_PROBLEM TO SOLVE_:
Images are not part of the copy; transcribe all the data exactly.

(Dataset items)
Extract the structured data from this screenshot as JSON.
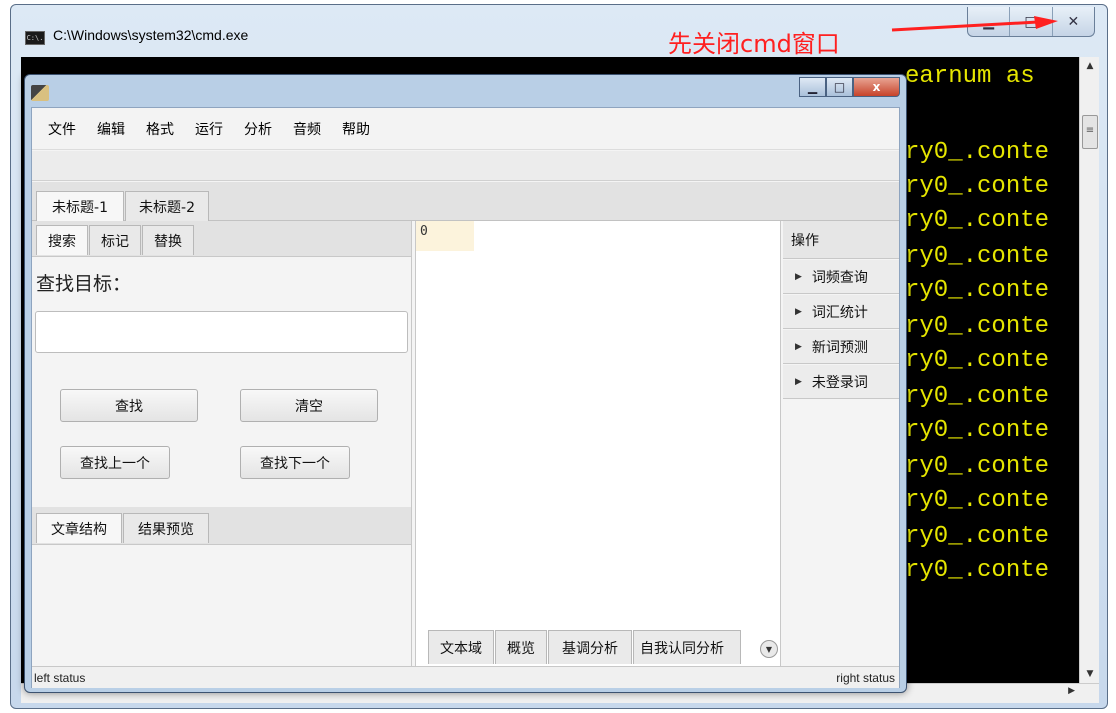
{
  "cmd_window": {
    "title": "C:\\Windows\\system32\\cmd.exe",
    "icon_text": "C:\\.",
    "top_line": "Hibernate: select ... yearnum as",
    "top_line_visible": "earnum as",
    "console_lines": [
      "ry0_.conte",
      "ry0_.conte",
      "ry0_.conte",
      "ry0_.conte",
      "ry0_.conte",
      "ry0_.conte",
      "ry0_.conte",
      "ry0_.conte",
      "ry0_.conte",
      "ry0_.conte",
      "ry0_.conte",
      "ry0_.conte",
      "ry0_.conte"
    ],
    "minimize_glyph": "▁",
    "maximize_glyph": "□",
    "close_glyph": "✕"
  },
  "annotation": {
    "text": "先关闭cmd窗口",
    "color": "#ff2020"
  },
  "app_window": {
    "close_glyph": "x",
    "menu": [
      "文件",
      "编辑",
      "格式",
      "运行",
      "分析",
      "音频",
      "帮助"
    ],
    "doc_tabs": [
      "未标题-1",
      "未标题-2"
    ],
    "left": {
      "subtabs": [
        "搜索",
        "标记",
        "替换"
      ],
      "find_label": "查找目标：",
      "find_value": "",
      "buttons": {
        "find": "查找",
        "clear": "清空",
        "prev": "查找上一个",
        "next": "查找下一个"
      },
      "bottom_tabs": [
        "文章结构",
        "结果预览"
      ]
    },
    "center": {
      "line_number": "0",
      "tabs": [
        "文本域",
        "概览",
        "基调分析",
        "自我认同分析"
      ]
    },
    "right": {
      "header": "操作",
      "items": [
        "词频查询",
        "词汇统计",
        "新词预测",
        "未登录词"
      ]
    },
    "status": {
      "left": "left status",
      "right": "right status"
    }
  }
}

_ANSWER FOR THIS EXERCISE_:
Extract the structured data from this screenshot as JSON.
{
  "cmd_window": {
    "title": "C:\\Windows\\system32\\cmd.exe",
    "icon_text": "C:\\.",
    "top_line": "Hibernate: select ... yearnum as",
    "top_line_visible": "earnum as",
    "console_lines": [
      "ry0_.conte",
      "ry0_.conte",
      "ry0_.conte",
      "ry0_.conte",
      "ry0_.conte",
      "ry0_.conte",
      "ry0_.conte",
      "ry0_.conte",
      "ry0_.conte",
      "ry0_.conte",
      "ry0_.conte",
      "ry0_.conte",
      "ry0_.conte"
    ],
    "minimize_glyph": "▁",
    "maximize_glyph": "□",
    "close_glyph": "✕"
  },
  "annotation": {
    "text": "先关闭cmd窗口",
    "color": "#ff2020"
  },
  "app_window": {
    "close_glyph": "x",
    "menu": [
      "文件",
      "编辑",
      "格式",
      "运行",
      "分析",
      "音频",
      "帮助"
    ],
    "doc_tabs": [
      "未标题-1",
      "未标题-2"
    ],
    "left": {
      "subtabs": [
        "搜索",
        "标记",
        "替换"
      ],
      "find_label": "查找目标：",
      "find_value": "",
      "buttons": {
        "find": "查找",
        "clear": "清空",
        "prev": "查找上一个",
        "next": "查找下一个"
      },
      "bottom_tabs": [
        "文章结构",
        "结果预览"
      ]
    },
    "center": {
      "line_number": "0",
      "tabs": [
        "文本域",
        "概览",
        "基调分析",
        "自我认同分析"
      ]
    },
    "right": {
      "header": "操作",
      "items": [
        "词频查询",
        "词汇统计",
        "新词预测",
        "未登录词"
      ]
    },
    "status": {
      "left": "left status",
      "right": "right status"
    }
  }
}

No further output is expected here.